======== Provided material ========

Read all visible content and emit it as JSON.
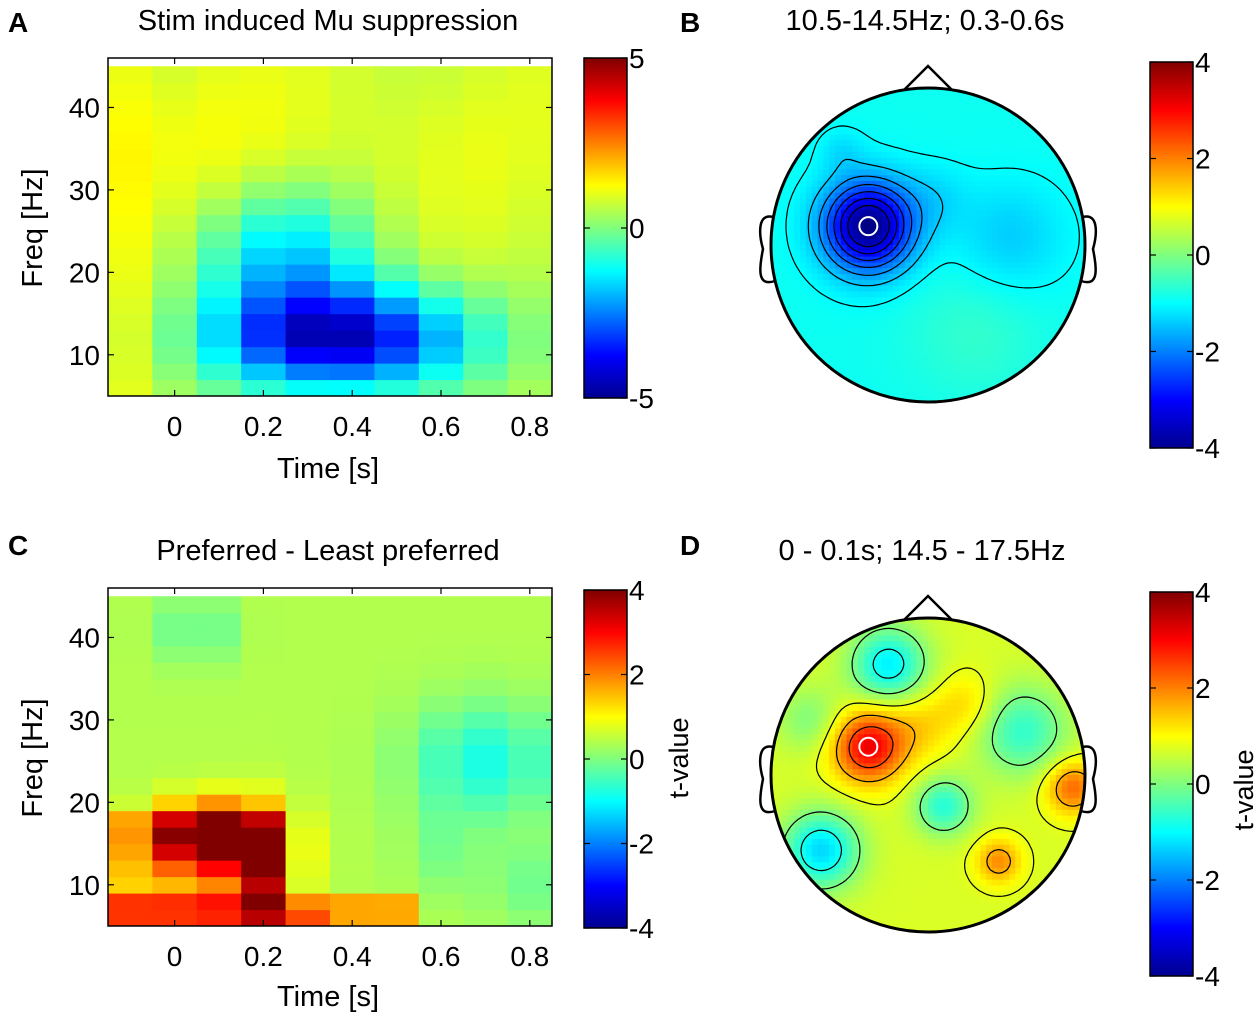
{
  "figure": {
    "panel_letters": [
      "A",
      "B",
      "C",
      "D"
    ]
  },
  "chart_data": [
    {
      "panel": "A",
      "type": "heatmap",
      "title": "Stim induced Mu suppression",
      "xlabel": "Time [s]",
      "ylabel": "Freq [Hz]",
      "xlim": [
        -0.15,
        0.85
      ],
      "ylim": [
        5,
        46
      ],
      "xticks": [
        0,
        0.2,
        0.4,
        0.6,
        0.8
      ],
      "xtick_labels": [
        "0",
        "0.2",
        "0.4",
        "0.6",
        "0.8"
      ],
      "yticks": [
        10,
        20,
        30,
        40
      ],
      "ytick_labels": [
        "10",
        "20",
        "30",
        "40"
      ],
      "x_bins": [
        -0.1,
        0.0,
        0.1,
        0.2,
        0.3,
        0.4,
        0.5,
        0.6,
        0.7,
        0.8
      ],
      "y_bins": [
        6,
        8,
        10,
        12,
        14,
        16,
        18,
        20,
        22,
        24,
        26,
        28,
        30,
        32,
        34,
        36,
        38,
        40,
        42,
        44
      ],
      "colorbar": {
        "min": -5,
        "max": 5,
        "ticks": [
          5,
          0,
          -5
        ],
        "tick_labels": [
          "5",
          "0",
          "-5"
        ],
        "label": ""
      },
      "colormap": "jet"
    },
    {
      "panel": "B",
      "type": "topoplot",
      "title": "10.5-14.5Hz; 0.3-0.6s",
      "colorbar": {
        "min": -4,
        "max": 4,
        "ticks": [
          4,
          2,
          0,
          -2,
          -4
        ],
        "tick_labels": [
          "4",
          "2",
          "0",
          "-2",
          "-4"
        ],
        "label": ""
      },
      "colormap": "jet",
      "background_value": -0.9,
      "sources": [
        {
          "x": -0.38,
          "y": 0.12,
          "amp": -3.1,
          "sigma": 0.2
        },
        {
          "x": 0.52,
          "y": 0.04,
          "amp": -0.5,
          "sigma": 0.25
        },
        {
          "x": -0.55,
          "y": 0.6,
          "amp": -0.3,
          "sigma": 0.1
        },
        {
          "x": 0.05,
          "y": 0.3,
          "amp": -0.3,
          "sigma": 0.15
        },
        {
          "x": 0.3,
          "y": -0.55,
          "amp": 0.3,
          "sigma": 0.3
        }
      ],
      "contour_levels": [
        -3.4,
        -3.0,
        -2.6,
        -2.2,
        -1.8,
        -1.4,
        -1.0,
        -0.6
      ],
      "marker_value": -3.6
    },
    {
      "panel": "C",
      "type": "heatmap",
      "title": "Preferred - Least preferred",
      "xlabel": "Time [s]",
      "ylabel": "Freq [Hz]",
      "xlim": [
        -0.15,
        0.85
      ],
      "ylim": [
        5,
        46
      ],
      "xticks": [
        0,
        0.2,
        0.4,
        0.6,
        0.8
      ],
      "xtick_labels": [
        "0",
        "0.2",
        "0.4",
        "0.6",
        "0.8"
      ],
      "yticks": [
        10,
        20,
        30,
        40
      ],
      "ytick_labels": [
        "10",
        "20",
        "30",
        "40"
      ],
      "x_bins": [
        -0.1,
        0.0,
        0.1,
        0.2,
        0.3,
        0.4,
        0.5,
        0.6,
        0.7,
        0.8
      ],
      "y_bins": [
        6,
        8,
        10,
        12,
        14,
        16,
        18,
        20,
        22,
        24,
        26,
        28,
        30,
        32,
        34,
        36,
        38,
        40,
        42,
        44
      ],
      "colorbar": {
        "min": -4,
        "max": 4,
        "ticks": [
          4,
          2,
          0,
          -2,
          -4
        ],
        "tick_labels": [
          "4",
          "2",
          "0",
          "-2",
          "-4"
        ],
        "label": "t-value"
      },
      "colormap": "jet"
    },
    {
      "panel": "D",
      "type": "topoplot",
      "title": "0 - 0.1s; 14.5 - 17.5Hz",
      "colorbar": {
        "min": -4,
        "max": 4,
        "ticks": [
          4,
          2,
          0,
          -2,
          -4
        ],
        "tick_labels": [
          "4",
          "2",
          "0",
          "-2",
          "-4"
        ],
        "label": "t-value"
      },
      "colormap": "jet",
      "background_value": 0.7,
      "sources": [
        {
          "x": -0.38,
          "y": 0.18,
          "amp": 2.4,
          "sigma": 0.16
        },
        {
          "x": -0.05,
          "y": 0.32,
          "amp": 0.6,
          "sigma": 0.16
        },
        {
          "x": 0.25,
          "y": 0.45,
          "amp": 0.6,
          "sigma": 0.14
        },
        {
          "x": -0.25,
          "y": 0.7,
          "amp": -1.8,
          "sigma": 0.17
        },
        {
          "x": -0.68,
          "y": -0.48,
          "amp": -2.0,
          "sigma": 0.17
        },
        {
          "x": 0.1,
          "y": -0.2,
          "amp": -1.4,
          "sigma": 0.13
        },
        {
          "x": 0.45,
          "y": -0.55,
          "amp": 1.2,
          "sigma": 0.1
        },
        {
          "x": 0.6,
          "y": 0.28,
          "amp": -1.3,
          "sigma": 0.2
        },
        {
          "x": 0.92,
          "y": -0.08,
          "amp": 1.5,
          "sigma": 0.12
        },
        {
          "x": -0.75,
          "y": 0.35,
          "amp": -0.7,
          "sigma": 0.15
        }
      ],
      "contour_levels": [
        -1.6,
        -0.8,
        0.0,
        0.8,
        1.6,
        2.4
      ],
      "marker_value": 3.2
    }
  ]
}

========

Without the pictures, return the entries exactly as they appear.

Read all visible content and emit it as JSON.
{
  "figure": {
    "panel_letters": [
      "A",
      "B",
      "C",
      "D"
    ]
  },
  "chart_data": [
    {
      "panel": "A",
      "type": "heatmap",
      "title": "Stim induced Mu suppression",
      "xlabel": "Time [s]",
      "ylabel": "Freq [Hz]",
      "xlim": [
        -0.15,
        0.85
      ],
      "ylim": [
        5,
        46
      ],
      "xticks": [
        0,
        0.2,
        0.4,
        0.6,
        0.8
      ],
      "xtick_labels": [
        "0",
        "0.2",
        "0.4",
        "0.6",
        "0.8"
      ],
      "yticks": [
        10,
        20,
        30,
        40
      ],
      "ytick_labels": [
        "10",
        "20",
        "30",
        "40"
      ],
      "x_bins": [
        -0.1,
        0.0,
        0.1,
        0.2,
        0.3,
        0.4,
        0.5,
        0.6,
        0.7,
        0.8
      ],
      "y_bins": [
        6,
        8,
        10,
        12,
        14,
        16,
        18,
        20,
        22,
        24,
        26,
        28,
        30,
        32,
        34,
        36,
        38,
        40,
        42,
        44
      ],
      "colorbar": {
        "min": -5,
        "max": 5,
        "ticks": [
          5,
          0,
          -5
        ],
        "tick_labels": [
          "5",
          "0",
          "-5"
        ],
        "label": ""
      },
      "colormap": "jet"
    },
    {
      "panel": "B",
      "type": "topoplot",
      "title": "10.5-14.5Hz; 0.3-0.6s",
      "colorbar": {
        "min": -4,
        "max": 4,
        "ticks": [
          4,
          2,
          0,
          -2,
          -4
        ],
        "tick_labels": [
          "4",
          "2",
          "0",
          "-2",
          "-4"
        ],
        "label": ""
      },
      "colormap": "jet",
      "background_value": -0.9,
      "sources": [
        {
          "x": -0.38,
          "y": 0.12,
          "amp": -3.1,
          "sigma": 0.2
        },
        {
          "x": 0.52,
          "y": 0.04,
          "amp": -0.5,
          "sigma": 0.25
        },
        {
          "x": -0.55,
          "y": 0.6,
          "amp": -0.3,
          "sigma": 0.1
        },
        {
          "x": 0.05,
          "y": 0.3,
          "amp": -0.3,
          "sigma": 0.15
        },
        {
          "x": 0.3,
          "y": -0.55,
          "amp": 0.3,
          "sigma": 0.3
        }
      ],
      "contour_levels": [
        -3.4,
        -3.0,
        -2.6,
        -2.2,
        -1.8,
        -1.4,
        -1.0,
        -0.6
      ],
      "marker_value": -3.6
    },
    {
      "panel": "C",
      "type": "heatmap",
      "title": "Preferred - Least preferred",
      "xlabel": "Time [s]",
      "ylabel": "Freq [Hz]",
      "xlim": [
        -0.15,
        0.85
      ],
      "ylim": [
        5,
        46
      ],
      "xticks": [
        0,
        0.2,
        0.4,
        0.6,
        0.8
      ],
      "xtick_labels": [
        "0",
        "0.2",
        "0.4",
        "0.6",
        "0.8"
      ],
      "yticks": [
        10,
        20,
        30,
        40
      ],
      "ytick_labels": [
        "10",
        "20",
        "30",
        "40"
      ],
      "x_bins": [
        -0.1,
        0.0,
        0.1,
        0.2,
        0.3,
        0.4,
        0.5,
        0.6,
        0.7,
        0.8
      ],
      "y_bins": [
        6,
        8,
        10,
        12,
        14,
        16,
        18,
        20,
        22,
        24,
        26,
        28,
        30,
        32,
        34,
        36,
        38,
        40,
        42,
        44
      ],
      "colorbar": {
        "min": -4,
        "max": 4,
        "ticks": [
          4,
          2,
          0,
          -2,
          -4
        ],
        "tick_labels": [
          "4",
          "2",
          "0",
          "-2",
          "-4"
        ],
        "label": "t-value"
      },
      "colormap": "jet"
    },
    {
      "panel": "D",
      "type": "topoplot",
      "title": "0 - 0.1s; 14.5 - 17.5Hz",
      "colorbar": {
        "min": -4,
        "max": 4,
        "ticks": [
          4,
          2,
          0,
          -2,
          -4
        ],
        "tick_labels": [
          "4",
          "2",
          "0",
          "-2",
          "-4"
        ],
        "label": "t-value"
      },
      "colormap": "jet",
      "background_value": 0.7,
      "sources": [
        {
          "x": -0.38,
          "y": 0.18,
          "amp": 2.4,
          "sigma": 0.16
        },
        {
          "x": -0.05,
          "y": 0.32,
          "amp": 0.6,
          "sigma": 0.16
        },
        {
          "x": 0.25,
          "y": 0.45,
          "amp": 0.6,
          "sigma": 0.14
        },
        {
          "x": -0.25,
          "y": 0.7,
          "amp": -1.8,
          "sigma": 0.17
        },
        {
          "x": -0.68,
          "y": -0.48,
          "amp": -2.0,
          "sigma": 0.17
        },
        {
          "x": 0.1,
          "y": -0.2,
          "amp": -1.4,
          "sigma": 0.13
        },
        {
          "x": 0.45,
          "y": -0.55,
          "amp": 1.2,
          "sigma": 0.1
        },
        {
          "x": 0.6,
          "y": 0.28,
          "amp": -1.3,
          "sigma": 0.2
        },
        {
          "x": 0.92,
          "y": -0.08,
          "amp": 1.5,
          "sigma": 0.12
        },
        {
          "x": -0.75,
          "y": 0.35,
          "amp": -0.7,
          "sigma": 0.15
        }
      ],
      "contour_levels": [
        -1.6,
        -0.8,
        0.0,
        0.8,
        1.6,
        2.4
      ],
      "marker_value": 3.2
    }
  ]
}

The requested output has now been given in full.